**** DATA ENTRIES

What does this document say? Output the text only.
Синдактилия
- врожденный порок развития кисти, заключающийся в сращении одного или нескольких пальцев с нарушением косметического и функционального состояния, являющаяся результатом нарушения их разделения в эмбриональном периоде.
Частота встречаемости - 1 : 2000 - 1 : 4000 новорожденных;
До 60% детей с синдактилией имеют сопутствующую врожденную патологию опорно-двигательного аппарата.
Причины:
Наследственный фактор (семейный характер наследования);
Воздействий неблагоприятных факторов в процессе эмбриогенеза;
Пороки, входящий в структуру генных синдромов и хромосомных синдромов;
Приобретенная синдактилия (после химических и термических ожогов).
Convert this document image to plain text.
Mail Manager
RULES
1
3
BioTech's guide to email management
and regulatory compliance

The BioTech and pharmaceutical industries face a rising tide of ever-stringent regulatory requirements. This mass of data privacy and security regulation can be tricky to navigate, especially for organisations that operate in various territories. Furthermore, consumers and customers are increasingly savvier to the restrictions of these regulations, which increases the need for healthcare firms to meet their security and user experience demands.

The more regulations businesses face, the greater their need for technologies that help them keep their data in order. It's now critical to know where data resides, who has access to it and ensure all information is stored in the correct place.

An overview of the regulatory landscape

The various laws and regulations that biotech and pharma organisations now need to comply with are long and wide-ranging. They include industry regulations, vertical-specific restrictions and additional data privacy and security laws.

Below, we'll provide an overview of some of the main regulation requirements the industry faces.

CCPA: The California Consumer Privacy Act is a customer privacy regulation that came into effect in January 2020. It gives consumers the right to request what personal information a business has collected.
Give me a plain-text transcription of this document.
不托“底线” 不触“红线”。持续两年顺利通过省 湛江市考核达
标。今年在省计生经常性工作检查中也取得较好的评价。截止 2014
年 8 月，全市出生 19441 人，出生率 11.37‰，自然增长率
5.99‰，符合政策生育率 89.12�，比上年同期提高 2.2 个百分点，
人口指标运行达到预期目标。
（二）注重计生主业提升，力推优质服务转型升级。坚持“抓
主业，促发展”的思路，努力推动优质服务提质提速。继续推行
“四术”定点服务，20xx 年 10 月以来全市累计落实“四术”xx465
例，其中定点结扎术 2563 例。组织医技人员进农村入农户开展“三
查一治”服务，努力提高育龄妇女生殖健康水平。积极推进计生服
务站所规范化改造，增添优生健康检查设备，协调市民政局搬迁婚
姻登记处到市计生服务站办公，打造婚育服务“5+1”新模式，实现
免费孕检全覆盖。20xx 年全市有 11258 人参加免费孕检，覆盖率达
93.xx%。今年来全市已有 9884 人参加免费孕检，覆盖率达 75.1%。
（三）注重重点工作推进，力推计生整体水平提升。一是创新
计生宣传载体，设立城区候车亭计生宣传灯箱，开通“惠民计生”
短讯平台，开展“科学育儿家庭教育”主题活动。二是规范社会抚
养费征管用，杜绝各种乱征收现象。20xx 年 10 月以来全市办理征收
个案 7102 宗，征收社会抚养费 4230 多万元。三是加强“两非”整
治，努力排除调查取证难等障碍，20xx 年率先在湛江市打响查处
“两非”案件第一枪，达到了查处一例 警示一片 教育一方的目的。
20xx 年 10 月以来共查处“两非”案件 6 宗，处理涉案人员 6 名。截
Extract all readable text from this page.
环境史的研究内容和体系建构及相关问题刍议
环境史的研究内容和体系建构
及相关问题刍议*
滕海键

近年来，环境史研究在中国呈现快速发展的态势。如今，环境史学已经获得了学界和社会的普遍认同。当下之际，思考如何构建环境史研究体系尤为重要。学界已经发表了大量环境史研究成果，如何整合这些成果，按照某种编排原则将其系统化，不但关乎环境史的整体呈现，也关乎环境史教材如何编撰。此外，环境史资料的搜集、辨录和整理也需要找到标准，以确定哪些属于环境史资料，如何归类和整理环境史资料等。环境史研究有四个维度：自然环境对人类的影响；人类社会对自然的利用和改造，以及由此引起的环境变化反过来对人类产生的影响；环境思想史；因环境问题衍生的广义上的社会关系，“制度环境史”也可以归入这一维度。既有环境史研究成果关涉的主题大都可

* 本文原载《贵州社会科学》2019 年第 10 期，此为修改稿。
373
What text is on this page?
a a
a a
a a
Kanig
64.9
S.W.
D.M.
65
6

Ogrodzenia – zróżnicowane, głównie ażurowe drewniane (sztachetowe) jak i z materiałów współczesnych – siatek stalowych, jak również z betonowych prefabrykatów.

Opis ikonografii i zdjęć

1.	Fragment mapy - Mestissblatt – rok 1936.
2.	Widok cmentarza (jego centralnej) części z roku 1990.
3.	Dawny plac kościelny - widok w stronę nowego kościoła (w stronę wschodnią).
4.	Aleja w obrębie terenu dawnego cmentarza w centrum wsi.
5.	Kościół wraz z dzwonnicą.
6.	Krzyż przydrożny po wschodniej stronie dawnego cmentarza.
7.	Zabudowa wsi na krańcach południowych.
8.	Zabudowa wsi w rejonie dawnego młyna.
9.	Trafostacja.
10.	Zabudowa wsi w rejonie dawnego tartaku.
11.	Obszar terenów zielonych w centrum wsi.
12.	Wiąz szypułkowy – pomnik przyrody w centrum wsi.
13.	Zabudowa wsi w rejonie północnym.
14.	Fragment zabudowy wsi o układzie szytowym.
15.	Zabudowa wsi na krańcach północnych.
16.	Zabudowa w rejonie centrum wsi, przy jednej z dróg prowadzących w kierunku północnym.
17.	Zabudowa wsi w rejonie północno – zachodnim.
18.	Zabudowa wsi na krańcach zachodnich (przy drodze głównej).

********

(SHORT PROBLEM):
Nothing should be left out: repeat all of the data exactly.

(EXERCISE RESULT):
What does this document say? Output the text only.
Синдактилия
- врожденный порок развития кисти, заключающийся в сращении одного или нескольких пальцев с нарушением косметического и функционального состояния, являющаяся результатом нарушения их разделения в эмбриональном периоде.
Частота встречаемости - 1 : 2000 - 1 : 4000 новорожденных;
До 60% детей с синдактилией имеют сопутствующую врожденную патологию опорно-двигательного аппарата.
Причины:
Наследственный фактор (семейный характер наследования);
Воздействий неблагоприятных факторов в процессе эмбриогенеза;
Пороки, входящий в структуру генных синдромов и хромосомных синдромов;
Приобретенная синдактилия (после химических и термических ожогов).
Convert this document image to plain text.
Mail Manager
RULES
1
3
BioTech's guide to email management
and regulatory compliance

The BioTech and pharmaceutical industries face a rising tide of ever-stringent regulatory requirements. This mass of data privacy and security regulation can be tricky to navigate, especially for organisations that operate in various territories. Furthermore, consumers and customers are increasingly savvier to the restrictions of these regulations, which increases the need for healthcare firms to meet their security and user experience demands.

The more regulations businesses face, the greater their need for technologies that help them keep their data in order. It's now critical to know where data resides, who has access to it and ensure all information is stored in the correct place.

An overview of the regulatory landscape

The various laws and regulations that biotech and pharma organisations now need to comply with are long and wide-ranging. They include industry regulations, vertical-specific restrictions and additional data privacy and security laws.

Below, we'll provide an overview of some of the main regulation requirements the industry faces.

CCPA: The California Consumer Privacy Act is a customer privacy regulation that came into effect in January 2020. It gives consumers the right to request what personal information a business has collected.
Give me a plain-text transcription of this document.
不托“底线” 不触“红线”。持续两年顺利通过省 湛江市考核达
标。今年在省计生经常性工作检查中也取得较好的评价。截止 2014
年 8 月，全市出生 19441 人，出生率 11.37‰，自然增长率
5.99‰，符合政策生育率 89.12�，比上年同期提高 2.2 个百分点，
人口指标运行达到预期目标。
（二）注重计生主业提升，力推优质服务转型升级。坚持“抓
主业，促发展”的思路，努力推动优质服务提质提速。继续推行
“四术”定点服务，20xx 年 10 月以来全市累计落实“四术”xx465
例，其中定点结扎术 2563 例。组织医技人员进农村入农户开展“三
查一治”服务，努力提高育龄妇女生殖健康水平。积极推进计生服
务站所规范化改造，增添优生健康检查设备，协调市民政局搬迁婚
姻登记处到市计生服务站办公，打造婚育服务“5+1”新模式，实现
免费孕检全覆盖。20xx 年全市有 11258 人参加免费孕检，覆盖率达
93.xx%。今年来全市已有 9884 人参加免费孕检，覆盖率达 75.1%。
（三）注重重点工作推进，力推计生整体水平提升。一是创新
计生宣传载体，设立城区候车亭计生宣传灯箱，开通“惠民计生”
短讯平台，开展“科学育儿家庭教育”主题活动。二是规范社会抚
养费征管用，杜绝各种乱征收现象。20xx 年 10 月以来全市办理征收
个案 7102 宗，征收社会抚养费 4230 多万元。三是加强“两非”整
治，努力排除调查取证难等障碍，20xx 年率先在湛江市打响查处
“两非”案件第一枪，达到了查处一例 警示一片 教育一方的目的。
20xx 年 10 月以来共查处“两非”案件 6 宗，处理涉案人员 6 名。截
Extract all readable text from this page.
环境史的研究内容和体系建构及相关问题刍议
环境史的研究内容和体系建构
及相关问题刍议*
滕海键

近年来，环境史研究在中国呈现快速发展的态势。如今，环境史学已经获得了学界和社会的普遍认同。当下之际，思考如何构建环境史研究体系尤为重要。学界已经发表了大量环境史研究成果，如何整合这些成果，按照某种编排原则将其系统化，不但关乎环境史的整体呈现，也关乎环境史教材如何编撰。此外，环境史资料的搜集、辨录和整理也需要找到标准，以确定哪些属于环境史资料，如何归类和整理环境史资料等。环境史研究有四个维度：自然环境对人类的影响；人类社会对自然的利用和改造，以及由此引起的环境变化反过来对人类产生的影响；环境思想史；因环境问题衍生的广义上的社会关系，“制度环境史”也可以归入这一维度。既有环境史研究成果关涉的主题大都可

* 本文原载《贵州社会科学》2019 年第 10 期，此为修改稿。
373
What text is on this page?
a a
a a
a a
Kanig
64.9
S.W.
D.M.
65
6

Ogrodzenia – zróżnicowane, głównie ażurowe drewniane (sztachetowe) jak i z materiałów współczesnych – siatek stalowych, jak również z betonowych prefabrykatów.

Opis ikonografii i zdjęć

1.	Fragment mapy - Mestissblatt – rok 1936.
2.	Widok cmentarza (jego centralnej) części z roku 1990.
3.	Dawny plac kościelny - widok w stronę nowego kościoła (w stronę wschodnią).
4.	Aleja w obrębie terenu dawnego cmentarza w centrum wsi.
5.	Kościół wraz z dzwonnicą.
6.	Krzyż przydrożny po wschodniej stronie dawnego cmentarza.
7.	Zabudowa wsi na krańcach południowych.
8.	Zabudowa wsi w rejonie dawnego młyna.
9.	Trafostacja.
10.	Zabudowa wsi w rejonie dawnego tartaku.
11.	Obszar terenów zielonych w centrum wsi.
12.	Wiąz szypułkowy – pomnik przyrody w centrum wsi.
13.	Zabudowa wsi w rejonie północnym.
14.	Fragment zabudowy wsi o układzie szytowym.
15.	Zabudowa wsi na krańcach północnych.
16.	Zabudowa w rejonie centrum wsi, przy jednej z dróg prowadzących w kierunku północnym.
17.	Zabudowa wsi w rejonie północno – zachodnim.
18.	Zabudowa wsi na krańcach zachodnich (przy drodze głównej).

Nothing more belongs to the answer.